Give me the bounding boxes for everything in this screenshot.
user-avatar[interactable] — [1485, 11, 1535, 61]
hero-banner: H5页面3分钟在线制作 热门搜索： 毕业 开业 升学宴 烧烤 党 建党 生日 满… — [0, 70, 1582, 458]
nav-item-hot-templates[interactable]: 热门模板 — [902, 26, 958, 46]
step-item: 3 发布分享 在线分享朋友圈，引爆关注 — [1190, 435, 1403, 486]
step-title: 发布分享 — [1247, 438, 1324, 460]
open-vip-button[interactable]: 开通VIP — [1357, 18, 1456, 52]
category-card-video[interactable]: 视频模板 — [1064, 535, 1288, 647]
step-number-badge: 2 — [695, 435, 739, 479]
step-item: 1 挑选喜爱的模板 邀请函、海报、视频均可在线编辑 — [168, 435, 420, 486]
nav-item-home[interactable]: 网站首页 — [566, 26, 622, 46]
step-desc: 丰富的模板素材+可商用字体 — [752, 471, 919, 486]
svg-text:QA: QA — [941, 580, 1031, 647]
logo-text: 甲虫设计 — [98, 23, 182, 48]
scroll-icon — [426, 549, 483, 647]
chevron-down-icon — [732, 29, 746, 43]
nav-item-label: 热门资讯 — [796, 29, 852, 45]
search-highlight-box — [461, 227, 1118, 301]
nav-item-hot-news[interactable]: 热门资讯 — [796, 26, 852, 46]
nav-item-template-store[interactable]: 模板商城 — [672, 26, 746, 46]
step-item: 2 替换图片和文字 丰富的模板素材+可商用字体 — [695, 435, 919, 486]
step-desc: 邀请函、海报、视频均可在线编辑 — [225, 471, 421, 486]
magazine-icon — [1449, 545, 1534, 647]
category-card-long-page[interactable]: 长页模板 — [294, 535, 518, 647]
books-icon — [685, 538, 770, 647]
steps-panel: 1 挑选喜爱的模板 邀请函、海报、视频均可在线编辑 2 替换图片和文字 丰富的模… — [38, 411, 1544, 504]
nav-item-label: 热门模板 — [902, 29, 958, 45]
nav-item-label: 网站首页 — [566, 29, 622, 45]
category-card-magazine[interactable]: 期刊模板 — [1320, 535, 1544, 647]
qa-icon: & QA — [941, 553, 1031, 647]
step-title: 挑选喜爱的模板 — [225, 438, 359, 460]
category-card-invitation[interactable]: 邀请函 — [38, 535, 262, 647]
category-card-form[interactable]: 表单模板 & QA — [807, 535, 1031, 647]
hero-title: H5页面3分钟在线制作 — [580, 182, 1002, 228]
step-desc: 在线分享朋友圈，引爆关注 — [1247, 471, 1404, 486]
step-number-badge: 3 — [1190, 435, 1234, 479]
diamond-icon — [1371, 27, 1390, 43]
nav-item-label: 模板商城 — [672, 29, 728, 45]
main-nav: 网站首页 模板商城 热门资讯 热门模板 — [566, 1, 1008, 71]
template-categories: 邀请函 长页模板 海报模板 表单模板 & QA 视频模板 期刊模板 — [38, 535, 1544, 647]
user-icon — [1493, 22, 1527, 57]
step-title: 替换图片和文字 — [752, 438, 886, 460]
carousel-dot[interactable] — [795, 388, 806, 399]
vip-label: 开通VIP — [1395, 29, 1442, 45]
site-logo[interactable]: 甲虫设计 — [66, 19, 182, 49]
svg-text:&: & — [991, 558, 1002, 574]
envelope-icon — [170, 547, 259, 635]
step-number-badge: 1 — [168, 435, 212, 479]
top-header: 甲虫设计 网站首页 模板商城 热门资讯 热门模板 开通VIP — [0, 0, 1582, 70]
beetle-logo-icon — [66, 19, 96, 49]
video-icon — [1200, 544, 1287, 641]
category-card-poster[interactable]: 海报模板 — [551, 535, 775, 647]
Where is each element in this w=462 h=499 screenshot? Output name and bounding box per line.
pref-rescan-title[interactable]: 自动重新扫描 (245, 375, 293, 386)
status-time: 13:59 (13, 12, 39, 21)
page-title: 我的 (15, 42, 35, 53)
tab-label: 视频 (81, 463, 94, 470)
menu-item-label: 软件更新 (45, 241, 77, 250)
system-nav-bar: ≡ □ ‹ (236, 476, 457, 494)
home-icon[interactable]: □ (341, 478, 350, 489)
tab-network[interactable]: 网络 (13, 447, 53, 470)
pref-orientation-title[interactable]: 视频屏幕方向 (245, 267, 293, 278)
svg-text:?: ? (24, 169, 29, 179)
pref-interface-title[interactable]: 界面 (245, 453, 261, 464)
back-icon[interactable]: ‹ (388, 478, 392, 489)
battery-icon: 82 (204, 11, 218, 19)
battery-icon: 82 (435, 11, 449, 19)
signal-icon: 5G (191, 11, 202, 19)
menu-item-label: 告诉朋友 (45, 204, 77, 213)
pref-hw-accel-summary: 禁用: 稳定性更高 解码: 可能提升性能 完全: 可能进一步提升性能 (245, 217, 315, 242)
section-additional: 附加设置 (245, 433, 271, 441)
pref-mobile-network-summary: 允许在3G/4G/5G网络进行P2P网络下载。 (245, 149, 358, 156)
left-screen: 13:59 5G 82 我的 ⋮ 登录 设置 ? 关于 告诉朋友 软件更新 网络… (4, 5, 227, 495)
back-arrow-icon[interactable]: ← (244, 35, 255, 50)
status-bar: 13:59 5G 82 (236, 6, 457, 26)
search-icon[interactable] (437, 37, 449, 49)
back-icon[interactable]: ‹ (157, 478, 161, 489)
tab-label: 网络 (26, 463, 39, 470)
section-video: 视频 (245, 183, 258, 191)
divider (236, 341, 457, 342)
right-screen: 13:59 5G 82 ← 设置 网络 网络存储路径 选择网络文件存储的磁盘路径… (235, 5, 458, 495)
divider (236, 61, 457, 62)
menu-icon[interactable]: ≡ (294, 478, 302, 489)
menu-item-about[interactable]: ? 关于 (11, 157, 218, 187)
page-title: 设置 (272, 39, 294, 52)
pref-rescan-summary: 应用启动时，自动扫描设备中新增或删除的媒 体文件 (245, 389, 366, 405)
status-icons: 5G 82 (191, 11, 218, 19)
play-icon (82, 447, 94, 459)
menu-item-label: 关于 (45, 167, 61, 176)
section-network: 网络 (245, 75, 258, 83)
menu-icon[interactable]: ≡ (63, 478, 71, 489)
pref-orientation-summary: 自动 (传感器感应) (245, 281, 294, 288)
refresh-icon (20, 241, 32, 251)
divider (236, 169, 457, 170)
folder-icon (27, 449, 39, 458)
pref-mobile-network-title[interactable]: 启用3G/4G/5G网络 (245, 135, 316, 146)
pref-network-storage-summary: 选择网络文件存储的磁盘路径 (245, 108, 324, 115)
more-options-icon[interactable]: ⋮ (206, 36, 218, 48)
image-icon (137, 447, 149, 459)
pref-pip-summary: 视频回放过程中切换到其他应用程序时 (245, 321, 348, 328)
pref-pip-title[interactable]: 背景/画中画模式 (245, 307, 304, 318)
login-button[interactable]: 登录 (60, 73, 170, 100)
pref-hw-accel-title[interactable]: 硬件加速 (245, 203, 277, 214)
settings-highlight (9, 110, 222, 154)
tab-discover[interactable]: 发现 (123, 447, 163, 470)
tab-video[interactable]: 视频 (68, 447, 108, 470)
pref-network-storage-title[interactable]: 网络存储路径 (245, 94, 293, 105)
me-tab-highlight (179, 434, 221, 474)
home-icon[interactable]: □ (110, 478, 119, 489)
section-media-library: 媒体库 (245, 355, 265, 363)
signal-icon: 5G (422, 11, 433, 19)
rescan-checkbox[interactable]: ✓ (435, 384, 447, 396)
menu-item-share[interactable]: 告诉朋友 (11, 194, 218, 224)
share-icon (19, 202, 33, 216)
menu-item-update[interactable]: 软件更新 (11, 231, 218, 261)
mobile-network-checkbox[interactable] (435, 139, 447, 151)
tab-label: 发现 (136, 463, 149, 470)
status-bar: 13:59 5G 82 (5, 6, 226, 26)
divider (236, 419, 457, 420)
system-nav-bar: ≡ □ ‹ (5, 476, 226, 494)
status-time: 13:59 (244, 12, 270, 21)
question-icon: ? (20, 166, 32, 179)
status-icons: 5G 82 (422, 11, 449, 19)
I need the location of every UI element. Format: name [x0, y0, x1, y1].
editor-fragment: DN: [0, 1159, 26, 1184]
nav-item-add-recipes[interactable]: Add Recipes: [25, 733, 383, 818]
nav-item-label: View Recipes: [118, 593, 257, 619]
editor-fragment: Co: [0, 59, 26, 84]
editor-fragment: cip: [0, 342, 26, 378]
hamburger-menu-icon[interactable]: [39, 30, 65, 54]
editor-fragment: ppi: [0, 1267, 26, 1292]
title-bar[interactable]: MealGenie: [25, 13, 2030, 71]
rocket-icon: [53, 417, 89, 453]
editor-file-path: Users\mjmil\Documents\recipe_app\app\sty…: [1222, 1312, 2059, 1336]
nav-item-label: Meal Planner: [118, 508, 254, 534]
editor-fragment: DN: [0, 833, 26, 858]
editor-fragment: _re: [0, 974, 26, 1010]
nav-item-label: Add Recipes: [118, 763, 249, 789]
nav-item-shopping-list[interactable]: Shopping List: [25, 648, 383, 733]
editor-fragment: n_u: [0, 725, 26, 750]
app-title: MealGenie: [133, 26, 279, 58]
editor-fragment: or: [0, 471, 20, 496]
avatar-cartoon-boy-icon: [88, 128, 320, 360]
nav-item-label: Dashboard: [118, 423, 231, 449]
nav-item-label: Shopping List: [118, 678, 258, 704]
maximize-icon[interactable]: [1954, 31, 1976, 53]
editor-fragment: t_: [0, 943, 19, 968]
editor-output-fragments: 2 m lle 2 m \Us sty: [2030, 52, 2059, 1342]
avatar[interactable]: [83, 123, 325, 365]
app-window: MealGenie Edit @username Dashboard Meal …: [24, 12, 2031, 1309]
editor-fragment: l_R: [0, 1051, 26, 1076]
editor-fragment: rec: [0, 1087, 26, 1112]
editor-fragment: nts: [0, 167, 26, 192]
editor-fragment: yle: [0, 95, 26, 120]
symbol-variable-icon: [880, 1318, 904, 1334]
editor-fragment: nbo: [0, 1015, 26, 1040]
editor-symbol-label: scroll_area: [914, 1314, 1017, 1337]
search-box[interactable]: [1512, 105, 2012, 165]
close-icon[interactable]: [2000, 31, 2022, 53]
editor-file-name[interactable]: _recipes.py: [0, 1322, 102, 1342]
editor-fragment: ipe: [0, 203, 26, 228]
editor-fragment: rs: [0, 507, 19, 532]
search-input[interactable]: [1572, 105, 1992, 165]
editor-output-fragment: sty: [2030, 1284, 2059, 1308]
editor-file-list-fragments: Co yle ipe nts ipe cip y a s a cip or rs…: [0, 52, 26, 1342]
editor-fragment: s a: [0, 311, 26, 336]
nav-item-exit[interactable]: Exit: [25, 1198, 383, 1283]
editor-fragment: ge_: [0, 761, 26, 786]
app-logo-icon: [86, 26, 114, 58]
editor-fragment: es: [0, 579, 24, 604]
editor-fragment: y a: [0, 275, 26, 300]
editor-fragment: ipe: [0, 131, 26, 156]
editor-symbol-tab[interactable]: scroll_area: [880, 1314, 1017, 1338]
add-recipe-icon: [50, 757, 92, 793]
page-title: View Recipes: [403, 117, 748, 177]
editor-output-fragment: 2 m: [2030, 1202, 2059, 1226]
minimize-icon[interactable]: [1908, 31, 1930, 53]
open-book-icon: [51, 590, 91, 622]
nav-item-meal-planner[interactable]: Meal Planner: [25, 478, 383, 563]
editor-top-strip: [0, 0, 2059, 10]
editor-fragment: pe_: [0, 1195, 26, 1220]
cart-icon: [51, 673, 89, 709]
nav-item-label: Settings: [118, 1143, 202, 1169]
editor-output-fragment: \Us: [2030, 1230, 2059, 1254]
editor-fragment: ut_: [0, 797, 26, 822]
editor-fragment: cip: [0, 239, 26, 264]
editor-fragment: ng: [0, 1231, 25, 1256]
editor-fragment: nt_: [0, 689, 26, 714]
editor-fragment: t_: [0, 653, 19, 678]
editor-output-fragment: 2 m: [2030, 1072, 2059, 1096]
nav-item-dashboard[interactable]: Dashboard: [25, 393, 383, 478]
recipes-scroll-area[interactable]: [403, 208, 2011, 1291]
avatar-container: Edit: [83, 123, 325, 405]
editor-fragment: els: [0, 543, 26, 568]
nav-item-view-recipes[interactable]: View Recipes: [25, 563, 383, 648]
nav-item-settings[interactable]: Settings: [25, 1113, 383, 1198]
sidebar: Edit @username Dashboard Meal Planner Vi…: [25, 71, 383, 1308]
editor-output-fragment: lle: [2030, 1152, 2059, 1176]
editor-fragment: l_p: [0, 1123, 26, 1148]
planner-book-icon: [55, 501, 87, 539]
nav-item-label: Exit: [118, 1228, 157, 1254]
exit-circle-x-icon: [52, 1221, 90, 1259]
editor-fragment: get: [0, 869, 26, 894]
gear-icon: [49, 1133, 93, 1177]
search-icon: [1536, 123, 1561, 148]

···

• **STATED TASK**: Copy out the records above from their first line through the line holding "category-card-invitation[interactable]: 邀请函 —", inclusive.

• **OUTPUT BELOW**:
Give me the bounding boxes for everything in this screenshot.
user-avatar[interactable] — [1485, 11, 1535, 61]
hero-banner: H5页面3分钟在线制作 热门搜索： 毕业 开业 升学宴 烧烤 党 建党 生日 满… — [0, 70, 1582, 458]
nav-item-hot-templates[interactable]: 热门模板 — [902, 26, 958, 46]
step-item: 3 发布分享 在线分享朋友圈，引爆关注 — [1190, 435, 1403, 486]
step-title: 发布分享 — [1247, 438, 1324, 460]
open-vip-button[interactable]: 开通VIP — [1357, 18, 1456, 52]
category-card-video[interactable]: 视频模板 — [1064, 535, 1288, 647]
step-number-badge: 2 — [695, 435, 739, 479]
step-item: 1 挑选喜爱的模板 邀请函、海报、视频均可在线编辑 — [168, 435, 420, 486]
nav-item-home[interactable]: 网站首页 — [566, 26, 622, 46]
step-desc: 丰富的模板素材+可商用字体 — [752, 471, 919, 486]
svg-text:QA: QA — [941, 580, 1031, 647]
logo-text: 甲虫设计 — [98, 23, 182, 48]
scroll-icon — [426, 549, 483, 647]
chevron-down-icon — [732, 29, 746, 43]
nav-item-label: 热门资讯 — [796, 29, 852, 45]
search-highlight-box — [461, 227, 1118, 301]
nav-item-hot-news[interactable]: 热门资讯 — [796, 26, 852, 46]
nav-item-template-store[interactable]: 模板商城 — [672, 26, 746, 46]
step-item: 2 替换图片和文字 丰富的模板素材+可商用字体 — [695, 435, 919, 486]
step-desc: 邀请函、海报、视频均可在线编辑 — [225, 471, 421, 486]
magazine-icon — [1449, 545, 1534, 647]
category-card-long-page[interactable]: 长页模板 — [294, 535, 518, 647]
books-icon — [685, 538, 770, 647]
steps-panel: 1 挑选喜爱的模板 邀请函、海报、视频均可在线编辑 2 替换图片和文字 丰富的模… — [38, 411, 1544, 504]
nav-item-label: 热门模板 — [902, 29, 958, 45]
nav-item-label: 网站首页 — [566, 29, 622, 45]
category-card-magazine[interactable]: 期刊模板 — [1320, 535, 1544, 647]
qa-icon: & QA — [941, 553, 1031, 647]
step-title: 挑选喜爱的模板 — [225, 438, 359, 460]
category-card-invitation[interactable]: 邀请函 — [38, 535, 262, 647]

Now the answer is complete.